_Extract to read_.
A Special Dream

I like dreams.  I have a vivid memory of an expository dream I had as a young person.

Expository as intending to explain or describe something. 

It was in color.  I say this because others have asked in the past.  And it happened right across the road from the house I grew up in, and was living in when I had the dream.  I grew up in the country with a field across the road and one that bordered our backyard.  Row crops, such as corn or soybeans, were the typical harvest.  Sometimes the farmer grew hay.

In the dream, I was driving the combine.  This was thrilling as farming was one of the three ideas I had for a career leaving high school.  Growing things is very fulfilling to me.

I remember looking out the front windshield at bright green grass I was going to cut and bale.  Yes, so green it would be too early to harvest typically.  It was a beautiful sea of green as I drove around the field.

Then I looked behind me at the hopper.  Yes, I was driving a combine set up for a different crop.  This was not the set up to cut the grass, or rake it or bale it.  It was the set up for soybeans.  The cylinder of blades was on the front of the combine.  This is a dream, so we can suspend the typical farming methods.  And hopefully we do suspend those methods because what I found in the hopper was neither straw nor beans.

_Available data_.
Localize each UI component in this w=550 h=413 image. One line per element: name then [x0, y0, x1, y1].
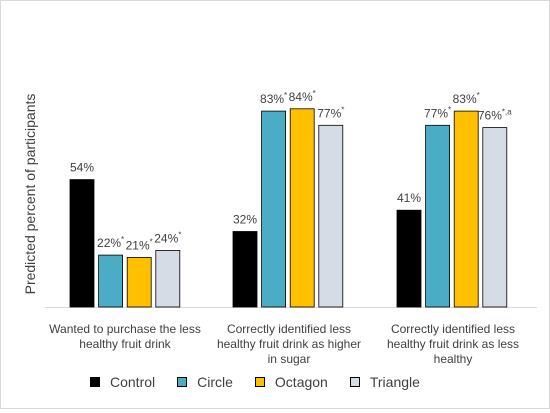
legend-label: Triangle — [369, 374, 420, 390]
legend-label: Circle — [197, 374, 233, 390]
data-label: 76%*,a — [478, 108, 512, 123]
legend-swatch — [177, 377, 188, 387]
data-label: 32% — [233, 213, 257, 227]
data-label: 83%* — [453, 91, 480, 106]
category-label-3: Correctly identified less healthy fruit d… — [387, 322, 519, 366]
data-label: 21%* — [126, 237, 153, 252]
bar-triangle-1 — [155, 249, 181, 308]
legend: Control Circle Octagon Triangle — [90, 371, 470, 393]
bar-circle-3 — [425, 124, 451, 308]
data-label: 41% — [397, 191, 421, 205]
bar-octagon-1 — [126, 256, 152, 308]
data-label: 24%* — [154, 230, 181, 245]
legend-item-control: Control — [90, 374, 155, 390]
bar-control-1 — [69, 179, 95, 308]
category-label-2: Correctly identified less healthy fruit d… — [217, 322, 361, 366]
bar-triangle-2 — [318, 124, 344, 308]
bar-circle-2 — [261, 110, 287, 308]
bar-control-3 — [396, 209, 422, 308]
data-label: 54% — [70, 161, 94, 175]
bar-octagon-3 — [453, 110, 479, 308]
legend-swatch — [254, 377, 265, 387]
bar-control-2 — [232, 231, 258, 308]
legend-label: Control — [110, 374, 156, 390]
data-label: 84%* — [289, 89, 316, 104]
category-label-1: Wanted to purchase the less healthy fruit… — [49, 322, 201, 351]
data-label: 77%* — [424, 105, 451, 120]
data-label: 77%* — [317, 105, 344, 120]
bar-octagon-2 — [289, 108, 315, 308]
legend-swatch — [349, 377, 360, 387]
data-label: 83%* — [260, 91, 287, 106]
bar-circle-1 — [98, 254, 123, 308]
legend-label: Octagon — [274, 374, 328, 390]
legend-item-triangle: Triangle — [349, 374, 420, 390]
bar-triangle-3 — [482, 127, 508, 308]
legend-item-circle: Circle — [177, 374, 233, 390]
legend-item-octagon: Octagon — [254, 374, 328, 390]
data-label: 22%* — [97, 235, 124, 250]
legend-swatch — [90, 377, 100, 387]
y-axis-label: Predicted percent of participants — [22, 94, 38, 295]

* * *

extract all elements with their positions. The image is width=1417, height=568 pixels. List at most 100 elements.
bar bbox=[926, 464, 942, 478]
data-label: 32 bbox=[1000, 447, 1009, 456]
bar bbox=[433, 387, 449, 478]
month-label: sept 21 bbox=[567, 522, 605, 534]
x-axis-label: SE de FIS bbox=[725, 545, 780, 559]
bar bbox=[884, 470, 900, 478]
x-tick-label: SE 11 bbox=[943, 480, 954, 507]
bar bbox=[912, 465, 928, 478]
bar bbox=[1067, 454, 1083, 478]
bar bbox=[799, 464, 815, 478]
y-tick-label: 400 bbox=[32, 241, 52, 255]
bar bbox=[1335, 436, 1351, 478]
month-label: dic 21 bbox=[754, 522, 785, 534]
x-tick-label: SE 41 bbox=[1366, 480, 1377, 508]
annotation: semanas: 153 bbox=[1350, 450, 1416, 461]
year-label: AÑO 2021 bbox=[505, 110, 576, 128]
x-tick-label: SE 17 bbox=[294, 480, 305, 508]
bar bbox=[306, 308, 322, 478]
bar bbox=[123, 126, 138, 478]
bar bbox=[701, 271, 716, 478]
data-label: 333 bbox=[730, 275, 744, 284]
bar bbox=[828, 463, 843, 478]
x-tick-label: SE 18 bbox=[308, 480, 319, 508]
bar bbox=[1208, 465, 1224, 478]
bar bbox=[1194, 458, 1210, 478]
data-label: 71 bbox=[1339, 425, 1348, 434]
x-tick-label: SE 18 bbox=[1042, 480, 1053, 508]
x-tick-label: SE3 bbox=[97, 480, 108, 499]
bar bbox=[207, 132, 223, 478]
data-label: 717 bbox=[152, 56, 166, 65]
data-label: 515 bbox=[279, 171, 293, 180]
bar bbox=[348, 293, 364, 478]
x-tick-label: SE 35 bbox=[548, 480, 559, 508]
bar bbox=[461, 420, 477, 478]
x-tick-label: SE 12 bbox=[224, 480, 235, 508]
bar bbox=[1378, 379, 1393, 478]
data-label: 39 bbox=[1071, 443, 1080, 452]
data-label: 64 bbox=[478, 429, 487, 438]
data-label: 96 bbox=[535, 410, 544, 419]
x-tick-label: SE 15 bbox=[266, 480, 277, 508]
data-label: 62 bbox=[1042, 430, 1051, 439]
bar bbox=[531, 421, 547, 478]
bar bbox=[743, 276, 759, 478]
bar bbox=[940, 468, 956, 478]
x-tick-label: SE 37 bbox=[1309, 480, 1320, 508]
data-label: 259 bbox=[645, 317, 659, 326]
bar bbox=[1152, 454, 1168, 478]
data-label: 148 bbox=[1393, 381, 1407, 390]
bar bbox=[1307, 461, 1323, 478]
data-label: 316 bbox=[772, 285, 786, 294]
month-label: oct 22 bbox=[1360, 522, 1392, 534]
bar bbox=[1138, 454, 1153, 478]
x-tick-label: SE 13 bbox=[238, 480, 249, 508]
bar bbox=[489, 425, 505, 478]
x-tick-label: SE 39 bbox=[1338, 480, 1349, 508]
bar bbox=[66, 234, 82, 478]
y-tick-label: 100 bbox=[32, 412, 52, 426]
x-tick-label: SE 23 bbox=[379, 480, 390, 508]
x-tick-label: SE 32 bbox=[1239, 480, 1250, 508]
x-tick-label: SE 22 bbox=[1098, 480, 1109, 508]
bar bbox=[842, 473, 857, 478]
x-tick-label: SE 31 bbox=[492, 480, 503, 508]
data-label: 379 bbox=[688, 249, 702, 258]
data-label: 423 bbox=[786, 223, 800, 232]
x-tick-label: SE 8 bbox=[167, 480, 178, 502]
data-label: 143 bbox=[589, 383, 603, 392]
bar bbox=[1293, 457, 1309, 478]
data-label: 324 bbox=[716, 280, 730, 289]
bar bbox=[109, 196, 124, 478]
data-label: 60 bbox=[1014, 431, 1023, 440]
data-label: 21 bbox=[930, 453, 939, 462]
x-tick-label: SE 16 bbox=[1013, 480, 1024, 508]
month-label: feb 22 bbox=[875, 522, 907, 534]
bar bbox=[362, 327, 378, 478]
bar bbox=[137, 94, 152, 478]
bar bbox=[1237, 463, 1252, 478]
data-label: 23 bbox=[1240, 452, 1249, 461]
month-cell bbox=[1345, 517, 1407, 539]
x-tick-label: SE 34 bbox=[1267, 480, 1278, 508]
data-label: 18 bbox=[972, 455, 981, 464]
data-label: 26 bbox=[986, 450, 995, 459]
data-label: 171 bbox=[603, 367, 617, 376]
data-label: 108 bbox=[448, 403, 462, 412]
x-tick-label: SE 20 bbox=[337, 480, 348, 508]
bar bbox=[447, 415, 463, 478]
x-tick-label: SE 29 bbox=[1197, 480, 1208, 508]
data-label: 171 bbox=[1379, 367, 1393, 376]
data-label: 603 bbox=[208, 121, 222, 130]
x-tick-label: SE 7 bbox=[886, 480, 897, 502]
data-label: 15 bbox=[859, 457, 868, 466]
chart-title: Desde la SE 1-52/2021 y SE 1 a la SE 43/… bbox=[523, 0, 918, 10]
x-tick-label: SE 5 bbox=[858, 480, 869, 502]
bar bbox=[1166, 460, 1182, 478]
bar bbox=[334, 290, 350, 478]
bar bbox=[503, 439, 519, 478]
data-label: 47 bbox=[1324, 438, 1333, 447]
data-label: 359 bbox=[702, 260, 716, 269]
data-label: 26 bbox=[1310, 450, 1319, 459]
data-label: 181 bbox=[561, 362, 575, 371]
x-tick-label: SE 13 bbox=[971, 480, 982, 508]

_What to work on_.
1. List the crops that the dream essay says were grown in the field across the road.
2. In the listing, echo the lines starting with the line with "extract all elements" and going on through the line with "month-label: sept 21".

_Results of the tasks_.
1.
corn
soybeans
hay

2.
extract all elements with their positions. The image is width=1417, height=568 pixels. List at most 100 elements.
bar bbox=[926, 464, 942, 478]
data-label: 32 bbox=[1000, 447, 1009, 456]
bar bbox=[433, 387, 449, 478]
month-label: sept 21 bbox=[567, 522, 605, 534]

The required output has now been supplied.